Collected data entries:

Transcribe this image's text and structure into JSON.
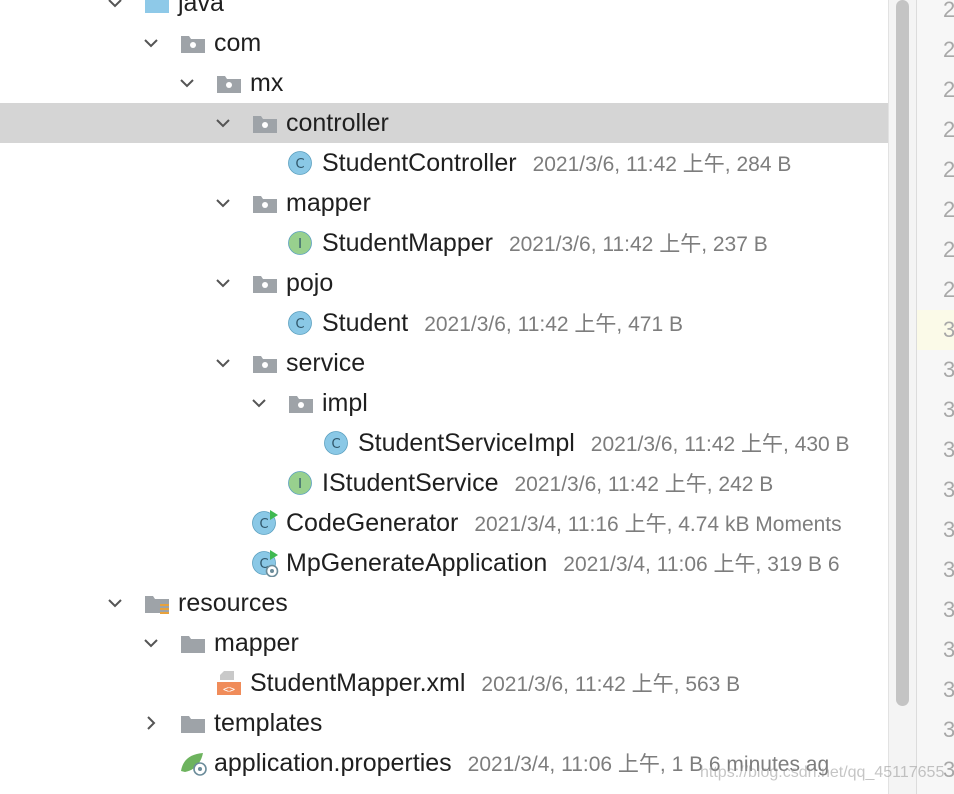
{
  "tree": {
    "rows": [
      {
        "name": "java",
        "meta": "",
        "kind": "folder-src",
        "arrow": "down",
        "depth": 0,
        "selected": false
      },
      {
        "name": "com",
        "meta": "",
        "kind": "package",
        "arrow": "down",
        "depth": 1,
        "selected": false
      },
      {
        "name": "mx",
        "meta": "",
        "kind": "package",
        "arrow": "down",
        "depth": 2,
        "selected": false
      },
      {
        "name": "controller",
        "meta": "",
        "kind": "package",
        "arrow": "down",
        "depth": 3,
        "selected": true
      },
      {
        "name": "StudentController",
        "meta": "2021/3/6, 11:42 上午, 284 B",
        "kind": "class",
        "arrow": "",
        "depth": 4,
        "selected": false
      },
      {
        "name": "mapper",
        "meta": "",
        "kind": "package",
        "arrow": "down",
        "depth": 3,
        "selected": false
      },
      {
        "name": "StudentMapper",
        "meta": "2021/3/6, 11:42 上午, 237 B",
        "kind": "interface",
        "arrow": "",
        "depth": 4,
        "selected": false
      },
      {
        "name": "pojo",
        "meta": "",
        "kind": "package",
        "arrow": "down",
        "depth": 3,
        "selected": false
      },
      {
        "name": "Student",
        "meta": "2021/3/6, 11:42 上午, 471 B",
        "kind": "class",
        "arrow": "",
        "depth": 4,
        "selected": false
      },
      {
        "name": "service",
        "meta": "",
        "kind": "package",
        "arrow": "down",
        "depth": 3,
        "selected": false
      },
      {
        "name": "impl",
        "meta": "",
        "kind": "package",
        "arrow": "down",
        "depth": 4,
        "selected": false
      },
      {
        "name": "StudentServiceImpl",
        "meta": "2021/3/6, 11:42 上午, 430 B",
        "kind": "class",
        "arrow": "",
        "depth": 5,
        "selected": false
      },
      {
        "name": "IStudentService",
        "meta": "2021/3/6, 11:42 上午, 242 B",
        "kind": "interface",
        "arrow": "",
        "depth": 4,
        "selected": false
      },
      {
        "name": "CodeGenerator",
        "meta": "2021/3/4, 11:16 上午, 4.74 kB Moments",
        "kind": "class-run",
        "arrow": "",
        "depth": 3,
        "selected": false
      },
      {
        "name": "MpGenerateApplication",
        "meta": "2021/3/4, 11:06 上午, 319 B 6",
        "kind": "class-spring",
        "arrow": "",
        "depth": 3,
        "selected": false
      },
      {
        "name": "resources",
        "meta": "",
        "kind": "folder-res",
        "arrow": "down",
        "depth": 0,
        "selected": false
      },
      {
        "name": "mapper",
        "meta": "",
        "kind": "folder",
        "arrow": "down",
        "depth": 1,
        "selected": false
      },
      {
        "name": "StudentMapper.xml",
        "meta": "2021/3/6, 11:42 上午, 563 B",
        "kind": "xml",
        "arrow": "",
        "depth": 2,
        "selected": false
      },
      {
        "name": "templates",
        "meta": "",
        "kind": "folder",
        "arrow": "right",
        "depth": 1,
        "selected": false
      },
      {
        "name": "application.properties",
        "meta": "2021/3/4, 11:06 上午, 1 B 6 minutes ag",
        "kind": "properties",
        "arrow": "",
        "depth": 1,
        "selected": false
      }
    ]
  },
  "gutter": {
    "line_numbers": [
      "2",
      "2",
      "2",
      "2",
      "2",
      "2",
      "2",
      "2",
      "3",
      "3",
      "3",
      "3",
      "3",
      "3",
      "3",
      "3",
      "3",
      "3",
      "3",
      "3"
    ],
    "current_index": 8
  },
  "watermark": "https://blog.csdn.net/qq_45117655",
  "colors": {
    "selection": "#d5d5d5",
    "class_icon": "#8ac8e6",
    "interface_icon": "#98d08e",
    "folder_icon": "#9ea3a8",
    "source_folder_icon": "#8ec9e8",
    "run_marker": "#3fb950"
  }
}
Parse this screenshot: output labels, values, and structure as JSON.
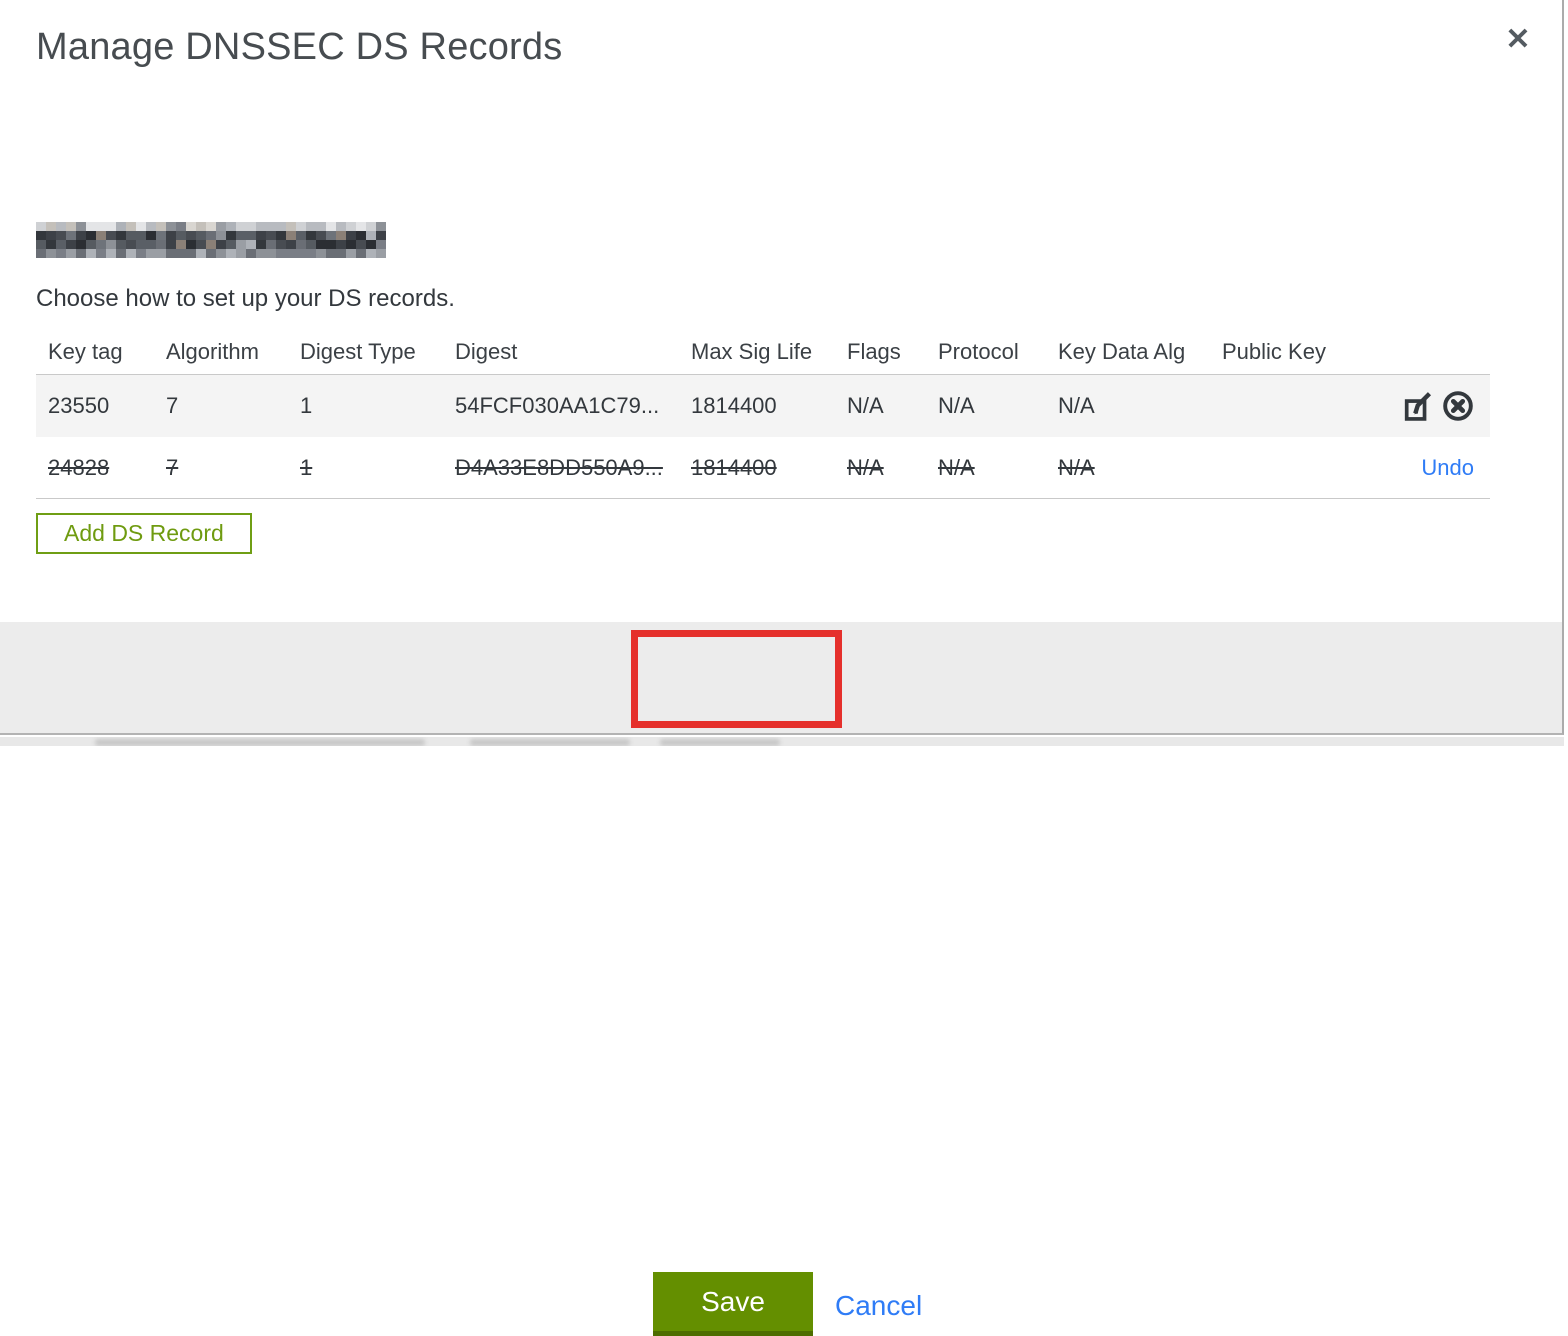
{
  "dialog": {
    "title": "Manage DNSSEC DS Records",
    "instruction": "Choose how to set up your DS records.",
    "domain_redacted": true
  },
  "table": {
    "columns": [
      "Key tag",
      "Algorithm",
      "Digest Type",
      "Digest",
      "Max Sig Life",
      "Flags",
      "Protocol",
      "Key Data Alg",
      "Public Key"
    ],
    "rows": [
      {
        "key_tag": "23550",
        "algorithm": "7",
        "digest_type": "1",
        "digest": "54FCF030AA1C79...",
        "max_sig_life": "1814400",
        "flags": "N/A",
        "protocol": "N/A",
        "key_data_alg": "N/A",
        "public_key": "",
        "state": "active"
      },
      {
        "key_tag": "24828",
        "algorithm": "7",
        "digest_type": "1",
        "digest": "D4A33E8DD550A9...",
        "max_sig_life": "1814400",
        "flags": "N/A",
        "protocol": "N/A",
        "key_data_alg": "N/A",
        "public_key": "",
        "state": "deleted",
        "undo_label": "Undo"
      }
    ]
  },
  "buttons": {
    "add_ds_record": "Add DS Record",
    "save": "Save",
    "cancel": "Cancel"
  },
  "icons": {
    "close": "✕",
    "edit": "pencil-on-square",
    "delete": "x-in-circle"
  },
  "annotation": {
    "type": "highlight-box",
    "target": "save-button",
    "color": "#e5302c"
  },
  "colors": {
    "accent_green": "#648f00",
    "accent_green_dark": "#4d6d00",
    "outline_green": "#6f9e14",
    "link_blue": "#2f7cf6",
    "footer_bg": "#ececec",
    "row_alt_bg": "#f4f4f4",
    "annotation_red": "#e5302c"
  }
}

Exercise instructions: Take the listing above and print it exactly, apart from the pictures.

Complete response:
Transcribe this image's text and structure into JSON.
{
  "tree": {
    "rows": [
      {
        "name": "java",
        "meta": "",
        "kind": "folder-src",
        "arrow": "down",
        "depth": 0,
        "selected": false
      },
      {
        "name": "com",
        "meta": "",
        "kind": "package",
        "arrow": "down",
        "depth": 1,
        "selected": false
      },
      {
        "name": "mx",
        "meta": "",
        "kind": "package",
        "arrow": "down",
        "depth": 2,
        "selected": false
      },
      {
        "name": "controller",
        "meta": "",
        "kind": "package",
        "arrow": "down",
        "depth": 3,
        "selected": true
      },
      {
        "name": "StudentController",
        "meta": "2021/3/6, 11:42 上午, 284 B",
        "kind": "class",
        "arrow": "",
        "depth": 4,
        "selected": false
      },
      {
        "name": "mapper",
        "meta": "",
        "kind": "package",
        "arrow": "down",
        "depth": 3,
        "selected": false
      },
      {
        "name": "StudentMapper",
        "meta": "2021/3/6, 11:42 上午, 237 B",
        "kind": "interface",
        "arrow": "",
        "depth": 4,
        "selected": false
      },
      {
        "name": "pojo",
        "meta": "",
        "kind": "package",
        "arrow": "down",
        "depth": 3,
        "selected": false
      },
      {
        "name": "Student",
        "meta": "2021/3/6, 11:42 上午, 471 B",
        "kind": "class",
        "arrow": "",
        "depth": 4,
        "selected": false
      },
      {
        "name": "service",
        "meta": "",
        "kind": "package",
        "arrow": "down",
        "depth": 3,
        "selected": false
      },
      {
        "name": "impl",
        "meta": "",
        "kind": "package",
        "arrow": "down",
        "depth": 4,
        "selected": false
      },
      {
        "name": "StudentServiceImpl",
        "meta": "2021/3/6, 11:42 上午, 430 B",
        "kind": "class",
        "arrow": "",
        "depth": 5,
        "selected": false
      },
      {
        "name": "IStudentService",
        "meta": "2021/3/6, 11:42 上午, 242 B",
        "kind": "interface",
        "arrow": "",
        "depth": 4,
        "selected": false
      },
      {
        "name": "CodeGenerator",
        "meta": "2021/3/4, 11:16 上午, 4.74 kB Moments",
        "kind": "class-run",
        "arrow": "",
        "depth": 3,
        "selected": false
      },
      {
        "name": "MpGenerateApplication",
        "meta": "2021/3/4, 11:06 上午, 319 B 6",
        "kind": "class-spring",
        "arrow": "",
        "depth": 3,
        "selected": false
      },
      {
        "name": "resources",
        "meta": "",
        "kind": "folder-res",
        "arrow": "down",
        "depth": 0,
        "selected": false
      },
      {
        "name": "mapper",
        "meta": "",
        "kind": "folder",
        "arrow": "down",
        "depth": 1,
        "selected": false
      },
      {
        "name": "StudentMapper.xml",
        "meta": "2021/3/6, 11:42 上午, 563 B",
        "kind": "xml",
        "arrow": "",
        "depth": 2,
        "selected": false
      },
      {
        "name": "templates",
        "meta": "",
        "kind": "folder",
        "arrow": "right",
        "depth": 1,
        "selected": false
      },
      {
        "name": "application.properties",
        "meta": "2021/3/4, 11:06 上午, 1 B 6 minutes ag",
        "kind": "properties",
        "arrow": "",
        "depth": 1,
        "selected": false
      }
    ]
  },
  "gutter": {
    "line_numbers": [
      "2",
      "2",
      "2",
      "2",
      "2",
      "2",
      "2",
      "2",
      "3",
      "3",
      "3",
      "3",
      "3",
      "3",
      "3",
      "3",
      "3",
      "3",
      "3",
      "3"
    ],
    "current_index": 8
  },
  "watermark": "https://blog.csdn.net/qq_45117655",
  "colors": {
    "selection": "#d5d5d5",
    "class_icon": "#8ac8e6",
    "interface_icon": "#98d08e",
    "folder_icon": "#9ea3a8",
    "source_folder_icon": "#8ec9e8",
    "run_marker": "#3fb950"
  }
}
Parse this screenshot: output labels, values, and structure as JSON.
{
  "dialog": {
    "title": "Manage DNSSEC DS Records",
    "instruction": "Choose how to set up your DS records.",
    "domain_redacted": true
  },
  "table": {
    "columns": [
      "Key tag",
      "Algorithm",
      "Digest Type",
      "Digest",
      "Max Sig Life",
      "Flags",
      "Protocol",
      "Key Data Alg",
      "Public Key"
    ],
    "rows": [
      {
        "key_tag": "23550",
        "algorithm": "7",
        "digest_type": "1",
        "digest": "54FCF030AA1C79...",
        "max_sig_life": "1814400",
        "flags": "N/A",
        "protocol": "N/A",
        "key_data_alg": "N/A",
        "public_key": "",
        "state": "active"
      },
      {
        "key_tag": "24828",
        "algorithm": "7",
        "digest_type": "1",
        "digest": "D4A33E8DD550A9...",
        "max_sig_life": "1814400",
        "flags": "N/A",
        "protocol": "N/A",
        "key_data_alg": "N/A",
        "public_key": "",
        "state": "deleted",
        "undo_label": "Undo"
      }
    ]
  },
  "buttons": {
    "add_ds_record": "Add DS Record",
    "save": "Save",
    "cancel": "Cancel"
  },
  "icons": {
    "close": "✕",
    "edit": "pencil-on-square",
    "delete": "x-in-circle"
  },
  "annotation": {
    "type": "highlight-box",
    "target": "save-button",
    "color": "#e5302c"
  },
  "colors": {
    "accent_green": "#648f00",
    "accent_green_dark": "#4d6d00",
    "outline_green": "#6f9e14",
    "link_blue": "#2f7cf6",
    "footer_bg": "#ececec",
    "row_alt_bg": "#f4f4f4",
    "annotation_red": "#e5302c"
  }
}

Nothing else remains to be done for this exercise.